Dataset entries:

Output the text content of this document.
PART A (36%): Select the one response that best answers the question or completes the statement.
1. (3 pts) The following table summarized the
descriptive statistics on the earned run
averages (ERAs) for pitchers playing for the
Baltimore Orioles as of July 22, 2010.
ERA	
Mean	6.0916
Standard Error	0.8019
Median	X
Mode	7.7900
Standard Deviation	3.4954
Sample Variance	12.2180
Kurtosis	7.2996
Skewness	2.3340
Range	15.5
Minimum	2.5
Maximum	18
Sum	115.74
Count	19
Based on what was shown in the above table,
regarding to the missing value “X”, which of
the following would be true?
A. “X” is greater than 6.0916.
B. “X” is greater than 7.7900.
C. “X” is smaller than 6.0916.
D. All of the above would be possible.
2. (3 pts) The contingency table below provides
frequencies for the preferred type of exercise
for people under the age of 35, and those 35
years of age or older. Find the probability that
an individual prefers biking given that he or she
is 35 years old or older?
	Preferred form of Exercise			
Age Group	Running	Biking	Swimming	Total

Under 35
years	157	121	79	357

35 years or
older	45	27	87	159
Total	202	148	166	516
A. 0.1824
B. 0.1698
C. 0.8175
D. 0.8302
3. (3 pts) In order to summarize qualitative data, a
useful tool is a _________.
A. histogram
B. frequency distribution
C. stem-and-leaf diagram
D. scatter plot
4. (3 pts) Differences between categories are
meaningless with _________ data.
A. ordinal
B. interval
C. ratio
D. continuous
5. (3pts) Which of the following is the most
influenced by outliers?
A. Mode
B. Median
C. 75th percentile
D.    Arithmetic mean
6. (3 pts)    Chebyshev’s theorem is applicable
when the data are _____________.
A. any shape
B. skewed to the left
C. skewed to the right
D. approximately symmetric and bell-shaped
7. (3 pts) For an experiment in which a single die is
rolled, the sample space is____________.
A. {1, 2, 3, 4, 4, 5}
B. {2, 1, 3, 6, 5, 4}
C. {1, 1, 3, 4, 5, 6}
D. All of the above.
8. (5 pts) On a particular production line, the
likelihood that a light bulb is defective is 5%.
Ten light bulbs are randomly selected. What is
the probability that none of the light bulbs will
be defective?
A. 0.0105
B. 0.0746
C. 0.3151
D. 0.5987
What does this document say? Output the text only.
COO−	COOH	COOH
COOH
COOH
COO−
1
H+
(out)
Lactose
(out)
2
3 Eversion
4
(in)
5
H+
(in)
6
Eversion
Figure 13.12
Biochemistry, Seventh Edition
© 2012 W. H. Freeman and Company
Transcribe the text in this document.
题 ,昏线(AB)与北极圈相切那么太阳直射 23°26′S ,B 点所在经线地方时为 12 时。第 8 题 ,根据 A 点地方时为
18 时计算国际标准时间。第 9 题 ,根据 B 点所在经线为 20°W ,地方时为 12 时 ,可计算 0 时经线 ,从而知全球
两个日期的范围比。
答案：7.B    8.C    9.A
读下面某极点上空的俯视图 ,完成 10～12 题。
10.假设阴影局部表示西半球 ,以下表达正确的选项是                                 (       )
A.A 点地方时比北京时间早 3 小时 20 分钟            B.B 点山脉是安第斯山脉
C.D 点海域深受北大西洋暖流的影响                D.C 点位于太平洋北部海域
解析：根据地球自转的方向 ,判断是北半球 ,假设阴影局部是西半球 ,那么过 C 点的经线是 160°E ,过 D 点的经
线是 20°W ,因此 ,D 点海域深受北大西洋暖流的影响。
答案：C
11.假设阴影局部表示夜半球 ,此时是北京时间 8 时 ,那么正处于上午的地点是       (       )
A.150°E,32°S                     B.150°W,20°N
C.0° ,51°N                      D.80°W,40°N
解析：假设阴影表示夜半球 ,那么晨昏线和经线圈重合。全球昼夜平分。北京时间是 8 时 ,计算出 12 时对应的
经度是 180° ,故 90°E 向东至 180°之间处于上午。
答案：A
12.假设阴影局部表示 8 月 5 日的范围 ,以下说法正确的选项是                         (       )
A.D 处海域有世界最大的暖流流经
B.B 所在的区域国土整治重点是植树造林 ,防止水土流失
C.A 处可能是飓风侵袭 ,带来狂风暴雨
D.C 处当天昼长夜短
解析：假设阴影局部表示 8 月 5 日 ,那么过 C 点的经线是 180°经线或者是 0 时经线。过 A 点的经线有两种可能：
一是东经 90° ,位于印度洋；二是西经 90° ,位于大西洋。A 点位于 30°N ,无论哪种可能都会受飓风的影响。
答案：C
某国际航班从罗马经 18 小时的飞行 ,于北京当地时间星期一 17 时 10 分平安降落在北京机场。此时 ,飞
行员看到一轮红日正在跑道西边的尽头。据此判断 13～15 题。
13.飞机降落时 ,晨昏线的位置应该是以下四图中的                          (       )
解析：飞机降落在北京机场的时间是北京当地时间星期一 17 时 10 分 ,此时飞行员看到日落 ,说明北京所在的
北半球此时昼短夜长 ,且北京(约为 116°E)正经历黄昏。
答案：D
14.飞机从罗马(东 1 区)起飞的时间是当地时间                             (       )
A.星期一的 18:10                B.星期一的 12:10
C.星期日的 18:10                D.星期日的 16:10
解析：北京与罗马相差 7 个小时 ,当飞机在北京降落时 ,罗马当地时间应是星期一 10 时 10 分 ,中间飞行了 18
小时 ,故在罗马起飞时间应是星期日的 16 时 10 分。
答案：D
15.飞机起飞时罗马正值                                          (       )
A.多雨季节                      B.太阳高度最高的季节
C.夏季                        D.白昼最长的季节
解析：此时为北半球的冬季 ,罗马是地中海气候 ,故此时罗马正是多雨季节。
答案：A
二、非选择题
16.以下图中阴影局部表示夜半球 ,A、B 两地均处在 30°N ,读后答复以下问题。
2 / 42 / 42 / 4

• PROBLEM STATEMENT
Every line from the one containing "Transcribe the text in this document." through the end of the data must be repeated exactly, and no other line.

• RIGHT ANSWER
Transcribe the text in this document.
题 ,昏线(AB)与北极圈相切那么太阳直射 23°26′S ,B 点所在经线地方时为 12 时。第 8 题 ,根据 A 点地方时为
18 时计算国际标准时间。第 9 题 ,根据 B 点所在经线为 20°W ,地方时为 12 时 ,可计算 0 时经线 ,从而知全球
两个日期的范围比。
答案：7.B    8.C    9.A
读下面某极点上空的俯视图 ,完成 10～12 题。
10.假设阴影局部表示西半球 ,以下表达正确的选项是                                 (       )
A.A 点地方时比北京时间早 3 小时 20 分钟            B.B 点山脉是安第斯山脉
C.D 点海域深受北大西洋暖流的影响                D.C 点位于太平洋北部海域
解析：根据地球自转的方向 ,判断是北半球 ,假设阴影局部是西半球 ,那么过 C 点的经线是 160°E ,过 D 点的经
线是 20°W ,因此 ,D 点海域深受北大西洋暖流的影响。
答案：C
11.假设阴影局部表示夜半球 ,此时是北京时间 8 时 ,那么正处于上午的地点是       (       )
A.150°E,32°S                     B.150°W,20°N
C.0° ,51°N                      D.80°W,40°N
解析：假设阴影表示夜半球 ,那么晨昏线和经线圈重合。全球昼夜平分。北京时间是 8 时 ,计算出 12 时对应的
经度是 180° ,故 90°E 向东至 180°之间处于上午。
答案：A
12.假设阴影局部表示 8 月 5 日的范围 ,以下说法正确的选项是                         (       )
A.D 处海域有世界最大的暖流流经
B.B 所在的区域国土整治重点是植树造林 ,防止水土流失
C.A 处可能是飓风侵袭 ,带来狂风暴雨
D.C 处当天昼长夜短
解析：假设阴影局部表示 8 月 5 日 ,那么过 C 点的经线是 180°经线或者是 0 时经线。过 A 点的经线有两种可能：
一是东经 90° ,位于印度洋；二是西经 90° ,位于大西洋。A 点位于 30°N ,无论哪种可能都会受飓风的影响。
答案：C
某国际航班从罗马经 18 小时的飞行 ,于北京当地时间星期一 17 时 10 分平安降落在北京机场。此时 ,飞
行员看到一轮红日正在跑道西边的尽头。据此判断 13～15 题。
13.飞机降落时 ,晨昏线的位置应该是以下四图中的                          (       )
解析：飞机降落在北京机场的时间是北京当地时间星期一 17 时 10 分 ,此时飞行员看到日落 ,说明北京所在的
北半球此时昼短夜长 ,且北京(约为 116°E)正经历黄昏。
答案：D
14.飞机从罗马(东 1 区)起飞的时间是当地时间                             (       )
A.星期一的 18:10                B.星期一的 12:10
C.星期日的 18:10                D.星期日的 16:10
解析：北京与罗马相差 7 个小时 ,当飞机在北京降落时 ,罗马当地时间应是星期一 10 时 10 分 ,中间飞行了 18
小时 ,故在罗马起飞时间应是星期日的 16 时 10 分。
答案：D
15.飞机起飞时罗马正值                                          (       )
A.多雨季节                      B.太阳高度最高的季节
C.夏季                        D.白昼最长的季节
解析：此时为北半球的冬季 ,罗马是地中海气候 ,故此时罗马正是多雨季节。
答案：A
二、非选择题
16.以下图中阴影局部表示夜半球 ,A、B 两地均处在 30°N ,读后答复以下问题。
2 / 42 / 42 / 4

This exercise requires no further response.